Available data:
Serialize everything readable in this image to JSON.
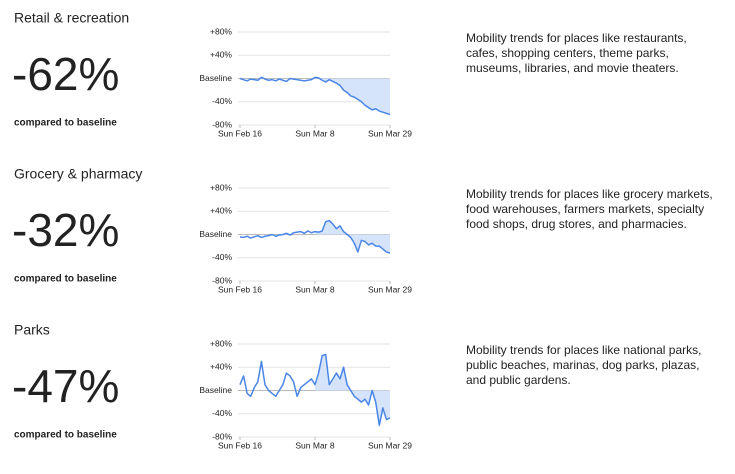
{
  "chart_data": [
    {
      "type": "line",
      "title": "Retail & recreation",
      "headline": "-62%",
      "caption": "compared to baseline",
      "description": "Mobility trends for places like restaurants, cafes, shopping centers, theme parks, museums, libraries, and movie theaters.",
      "x": [
        0,
        1,
        2,
        3,
        4,
        5,
        6,
        7,
        8,
        9,
        10,
        11,
        12,
        13,
        14,
        15,
        16,
        17,
        18,
        19,
        20,
        21,
        22,
        23,
        24,
        25,
        26,
        27,
        28,
        29,
        30,
        31,
        32,
        33,
        34,
        35,
        36,
        37,
        38,
        39,
        40,
        41,
        42
      ],
      "xlim": [
        0,
        42
      ],
      "xticks": [
        {
          "value": 0,
          "label": "Sun Feb 16"
        },
        {
          "value": 21,
          "label": "Sun Mar 8"
        },
        {
          "value": 42,
          "label": "Sun Mar 29"
        }
      ],
      "ylim": [
        -80,
        80
      ],
      "yticks": [
        {
          "value": 80,
          "label": "+80%"
        },
        {
          "value": 40,
          "label": "+40%"
        },
        {
          "value": 0,
          "label": "Baseline"
        },
        {
          "value": -40,
          "label": "-40%"
        },
        {
          "value": -80,
          "label": "-80%"
        }
      ],
      "grid": true,
      "shaded_from": 21,
      "color": "#4a86e8",
      "shade_color": "#d6e4fb",
      "values": [
        0,
        -2,
        -4,
        -1,
        -2,
        -3,
        2,
        -1,
        -3,
        -2,
        -4,
        -1,
        -3,
        -5,
        0,
        -1,
        -2,
        -3,
        -4,
        -3,
        -2,
        2,
        1,
        -3,
        -6,
        -2,
        -5,
        -8,
        -12,
        -20,
        -24,
        -30,
        -32,
        -36,
        -40,
        -46,
        -50,
        -54,
        -52,
        -56,
        -58,
        -60,
        -62
      ]
    },
    {
      "type": "line",
      "title": "Grocery & pharmacy",
      "headline": "-32%",
      "caption": "compared to baseline",
      "description": "Mobility trends for places like grocery markets, food warehouses, farmers markets, specialty food shops, drug stores, and pharmacies.",
      "x": [
        0,
        1,
        2,
        3,
        4,
        5,
        6,
        7,
        8,
        9,
        10,
        11,
        12,
        13,
        14,
        15,
        16,
        17,
        18,
        19,
        20,
        21,
        22,
        23,
        24,
        25,
        26,
        27,
        28,
        29,
        30,
        31,
        32,
        33,
        34,
        35,
        36,
        37,
        38,
        39,
        40,
        41,
        42
      ],
      "xlim": [
        0,
        42
      ],
      "xticks": [
        {
          "value": 0,
          "label": "Sun Feb 16"
        },
        {
          "value": 21,
          "label": "Sun Mar 8"
        },
        {
          "value": 42,
          "label": "Sun Mar 29"
        }
      ],
      "ylim": [
        -80,
        80
      ],
      "yticks": [
        {
          "value": 80,
          "label": "+80%"
        },
        {
          "value": 40,
          "label": "+40%"
        },
        {
          "value": 0,
          "label": "Baseline"
        },
        {
          "value": -40,
          "label": "-40%"
        },
        {
          "value": -80,
          "label": "-80%"
        }
      ],
      "grid": true,
      "shaded_from": 21,
      "color": "#4a86e8",
      "shade_color": "#d6e4fb",
      "values": [
        -4,
        -5,
        -3,
        -6,
        -4,
        -2,
        -5,
        -3,
        -2,
        0,
        -3,
        -1,
        0,
        2,
        -1,
        3,
        4,
        5,
        2,
        6,
        3,
        5,
        4,
        6,
        22,
        24,
        18,
        10,
        15,
        5,
        0,
        -5,
        -15,
        -30,
        -10,
        -12,
        -18,
        -15,
        -20,
        -20,
        -25,
        -30,
        -32
      ]
    },
    {
      "type": "line",
      "title": "Parks",
      "headline": "-47%",
      "caption": "compared to baseline",
      "description": "Mobility trends for places like national parks, public beaches, marinas, dog parks, plazas, and public gardens.",
      "x": [
        0,
        1,
        2,
        3,
        4,
        5,
        6,
        7,
        8,
        9,
        10,
        11,
        12,
        13,
        14,
        15,
        16,
        17,
        18,
        19,
        20,
        21,
        22,
        23,
        24,
        25,
        26,
        27,
        28,
        29,
        30,
        31,
        32,
        33,
        34,
        35,
        36,
        37,
        38,
        39,
        40,
        41,
        42
      ],
      "xlim": [
        0,
        42
      ],
      "xticks": [
        {
          "value": 0,
          "label": "Sun Feb 16"
        },
        {
          "value": 21,
          "label": "Sun Mar 8"
        },
        {
          "value": 42,
          "label": "Sun Mar 29"
        }
      ],
      "ylim": [
        -80,
        80
      ],
      "yticks": [
        {
          "value": 80,
          "label": "+80%"
        },
        {
          "value": 40,
          "label": "+40%"
        },
        {
          "value": 0,
          "label": "Baseline"
        },
        {
          "value": -40,
          "label": "-40%"
        },
        {
          "value": -80,
          "label": "-80%"
        }
      ],
      "grid": true,
      "shaded_from": 21,
      "color": "#4a86e8",
      "shade_color": "#d6e4fb",
      "values": [
        10,
        25,
        -5,
        -10,
        5,
        15,
        50,
        10,
        0,
        -5,
        -10,
        0,
        10,
        30,
        25,
        15,
        -10,
        5,
        10,
        15,
        20,
        10,
        30,
        60,
        62,
        10,
        20,
        30,
        20,
        40,
        10,
        0,
        -10,
        -15,
        -20,
        -15,
        -25,
        0,
        -20,
        -60,
        -30,
        -50,
        -47
      ]
    }
  ]
}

Short problem: All preceding records should be duplicated verbatim, images excepted.

Answer in full:
Serialize everything readable in this image to JSON.
{
  "chart_data": [
    {
      "type": "line",
      "title": "Retail & recreation",
      "headline": "-62%",
      "caption": "compared to baseline",
      "description": "Mobility trends for places like restaurants, cafes, shopping centers, theme parks, museums, libraries, and movie theaters.",
      "x": [
        0,
        1,
        2,
        3,
        4,
        5,
        6,
        7,
        8,
        9,
        10,
        11,
        12,
        13,
        14,
        15,
        16,
        17,
        18,
        19,
        20,
        21,
        22,
        23,
        24,
        25,
        26,
        27,
        28,
        29,
        30,
        31,
        32,
        33,
        34,
        35,
        36,
        37,
        38,
        39,
        40,
        41,
        42
      ],
      "xlim": [
        0,
        42
      ],
      "xticks": [
        {
          "value": 0,
          "label": "Sun Feb 16"
        },
        {
          "value": 21,
          "label": "Sun Mar 8"
        },
        {
          "value": 42,
          "label": "Sun Mar 29"
        }
      ],
      "ylim": [
        -80,
        80
      ],
      "yticks": [
        {
          "value": 80,
          "label": "+80%"
        },
        {
          "value": 40,
          "label": "+40%"
        },
        {
          "value": 0,
          "label": "Baseline"
        },
        {
          "value": -40,
          "label": "-40%"
        },
        {
          "value": -80,
          "label": "-80%"
        }
      ],
      "grid": true,
      "shaded_from": 21,
      "color": "#4a86e8",
      "shade_color": "#d6e4fb",
      "values": [
        0,
        -2,
        -4,
        -1,
        -2,
        -3,
        2,
        -1,
        -3,
        -2,
        -4,
        -1,
        -3,
        -5,
        0,
        -1,
        -2,
        -3,
        -4,
        -3,
        -2,
        2,
        1,
        -3,
        -6,
        -2,
        -5,
        -8,
        -12,
        -20,
        -24,
        -30,
        -32,
        -36,
        -40,
        -46,
        -50,
        -54,
        -52,
        -56,
        -58,
        -60,
        -62
      ]
    },
    {
      "type": "line",
      "title": "Grocery & pharmacy",
      "headline": "-32%",
      "caption": "compared to baseline",
      "description": "Mobility trends for places like grocery markets, food warehouses, farmers markets, specialty food shops, drug stores, and pharmacies.",
      "x": [
        0,
        1,
        2,
        3,
        4,
        5,
        6,
        7,
        8,
        9,
        10,
        11,
        12,
        13,
        14,
        15,
        16,
        17,
        18,
        19,
        20,
        21,
        22,
        23,
        24,
        25,
        26,
        27,
        28,
        29,
        30,
        31,
        32,
        33,
        34,
        35,
        36,
        37,
        38,
        39,
        40,
        41,
        42
      ],
      "xlim": [
        0,
        42
      ],
      "xticks": [
        {
          "value": 0,
          "label": "Sun Feb 16"
        },
        {
          "value": 21,
          "label": "Sun Mar 8"
        },
        {
          "value": 42,
          "label": "Sun Mar 29"
        }
      ],
      "ylim": [
        -80,
        80
      ],
      "yticks": [
        {
          "value": 80,
          "label": "+80%"
        },
        {
          "value": 40,
          "label": "+40%"
        },
        {
          "value": 0,
          "label": "Baseline"
        },
        {
          "value": -40,
          "label": "-40%"
        },
        {
          "value": -80,
          "label": "-80%"
        }
      ],
      "grid": true,
      "shaded_from": 21,
      "color": "#4a86e8",
      "shade_color": "#d6e4fb",
      "values": [
        -4,
        -5,
        -3,
        -6,
        -4,
        -2,
        -5,
        -3,
        -2,
        0,
        -3,
        -1,
        0,
        2,
        -1,
        3,
        4,
        5,
        2,
        6,
        3,
        5,
        4,
        6,
        22,
        24,
        18,
        10,
        15,
        5,
        0,
        -5,
        -15,
        -30,
        -10,
        -12,
        -18,
        -15,
        -20,
        -20,
        -25,
        -30,
        -32
      ]
    },
    {
      "type": "line",
      "title": "Parks",
      "headline": "-47%",
      "caption": "compared to baseline",
      "description": "Mobility trends for places like national parks, public beaches, marinas, dog parks, plazas, and public gardens.",
      "x": [
        0,
        1,
        2,
        3,
        4,
        5,
        6,
        7,
        8,
        9,
        10,
        11,
        12,
        13,
        14,
        15,
        16,
        17,
        18,
        19,
        20,
        21,
        22,
        23,
        24,
        25,
        26,
        27,
        28,
        29,
        30,
        31,
        32,
        33,
        34,
        35,
        36,
        37,
        38,
        39,
        40,
        41,
        42
      ],
      "xlim": [
        0,
        42
      ],
      "xticks": [
        {
          "value": 0,
          "label": "Sun Feb 16"
        },
        {
          "value": 21,
          "label": "Sun Mar 8"
        },
        {
          "value": 42,
          "label": "Sun Mar 29"
        }
      ],
      "ylim": [
        -80,
        80
      ],
      "yticks": [
        {
          "value": 80,
          "label": "+80%"
        },
        {
          "value": 40,
          "label": "+40%"
        },
        {
          "value": 0,
          "label": "Baseline"
        },
        {
          "value": -40,
          "label": "-40%"
        },
        {
          "value": -80,
          "label": "-80%"
        }
      ],
      "grid": true,
      "shaded_from": 21,
      "color": "#4a86e8",
      "shade_color": "#d6e4fb",
      "values": [
        10,
        25,
        -5,
        -10,
        5,
        15,
        50,
        10,
        0,
        -5,
        -10,
        0,
        10,
        30,
        25,
        15,
        -10,
        5,
        10,
        15,
        20,
        10,
        30,
        60,
        62,
        10,
        20,
        30,
        20,
        40,
        10,
        0,
        -10,
        -15,
        -20,
        -15,
        -25,
        0,
        -20,
        -60,
        -30,
        -50,
        -47
      ]
    }
  ]
}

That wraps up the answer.